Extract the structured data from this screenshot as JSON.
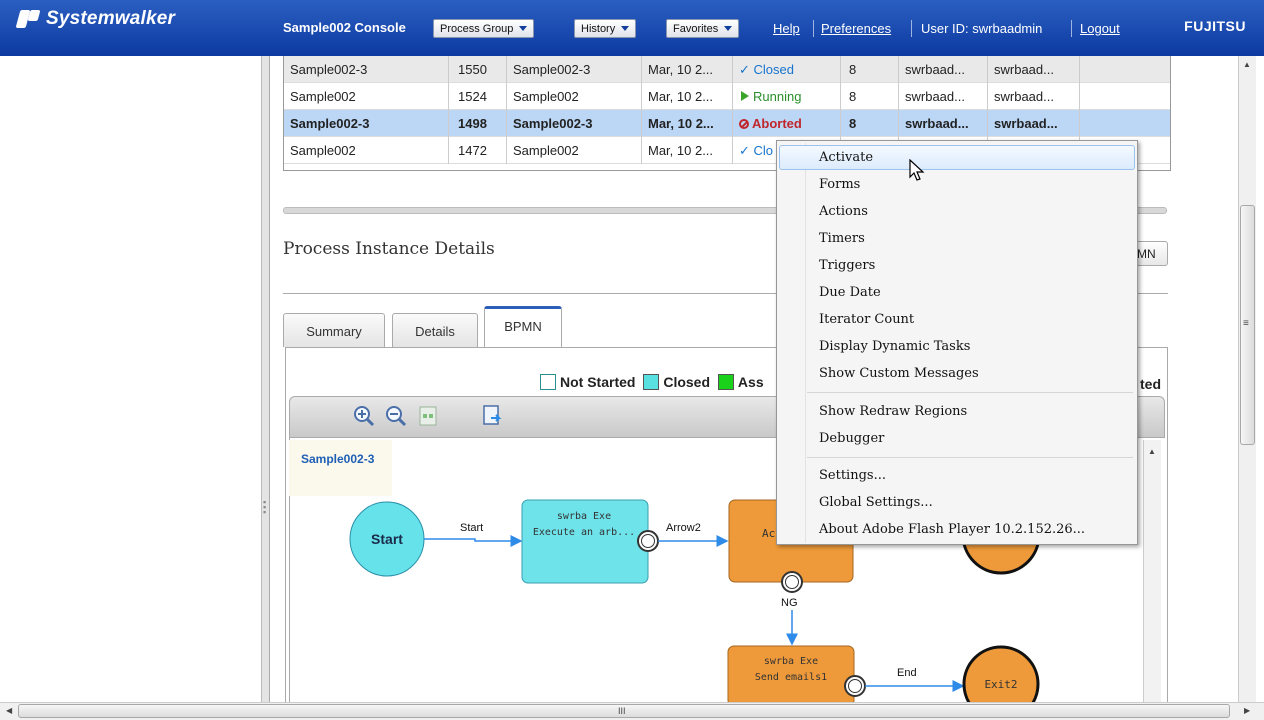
{
  "header": {
    "brand": "Systemwalker",
    "console_title": "Sample002 Console",
    "menus": [
      "Process Group",
      "History",
      "Favorites"
    ],
    "help": "Help",
    "preferences": "Preferences",
    "user_id": "User ID: swrbaadmin",
    "logout": "Logout",
    "vendor": "FUJITSU"
  },
  "table": {
    "rows": [
      {
        "name": "Sample002-3",
        "id": "1550",
        "pd": "Sample002-3",
        "date": "Mar, 10 2...",
        "status": "Closed",
        "prio": "8",
        "owner": "swrbaad...",
        "initiator": "swrbaad..."
      },
      {
        "name": "Sample002",
        "id": "1524",
        "pd": "Sample002",
        "date": "Mar, 10 2...",
        "status": "Running",
        "prio": "8",
        "owner": "swrbaad...",
        "initiator": "swrbaad..."
      },
      {
        "name": "Sample002-3",
        "id": "1498",
        "pd": "Sample002-3",
        "date": "Mar, 10 2...",
        "status": "Aborted",
        "prio": "8",
        "owner": "swrbaad...",
        "initiator": "swrbaad..."
      },
      {
        "name": "Sample002",
        "id": "1472",
        "pd": "Sample002",
        "date": "Mar, 10 2...",
        "status": "Clo",
        "prio": "",
        "owner": "",
        "initiator": ""
      }
    ]
  },
  "details": {
    "title": "Process Instance Details",
    "bpmn_button_part": "MN",
    "tabs": [
      "Summary",
      "Details",
      "BPMN"
    ],
    "active_tab": "BPMN",
    "legend": [
      "Not Started",
      "Closed",
      "Ass"
    ],
    "legend_tail": "ted",
    "legend_colors": {
      "not_started": "#ffffff",
      "closed": "#59e0e0",
      "assigned": "#19d219"
    }
  },
  "diagram": {
    "process_name": "Sample002-3",
    "start_label": "Start",
    "edges": {
      "start": "Start",
      "arrow2": "Arrow2",
      "ng": "NG",
      "end": "End"
    },
    "task1": {
      "line1": "swrba Exe",
      "line2": "Execute an arb..."
    },
    "task2": {
      "line1": "Ac"
    },
    "task3": {
      "line1": "swrba Exe",
      "line2": "Send emails1"
    },
    "exit2": "Exit2",
    "colors": {
      "start": "#66e2ea",
      "task_closed": "#6fe3ea",
      "task_active": "#ee9a3a",
      "edge": "#2f8be8"
    }
  },
  "context_menu": {
    "group1": [
      "Activate",
      "Forms",
      "Actions",
      "Timers",
      "Triggers",
      "Due Date",
      "Iterator Count",
      "Display Dynamic Tasks",
      "Show Custom Messages"
    ],
    "group2": [
      "Show Redraw Regions",
      "Debugger"
    ],
    "group3": [
      "Settings...",
      "Global Settings...",
      "About Adobe Flash Player 10.2.152.26..."
    ],
    "highlighted": "Activate"
  },
  "scroll": {
    "h_label": "III",
    "v_label": "≡"
  }
}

_Required task_
Report every line containing the word "Show" from the listing above.

_Answer to the problem_
      "Show Custom Messages"
      "Show Redraw Regions",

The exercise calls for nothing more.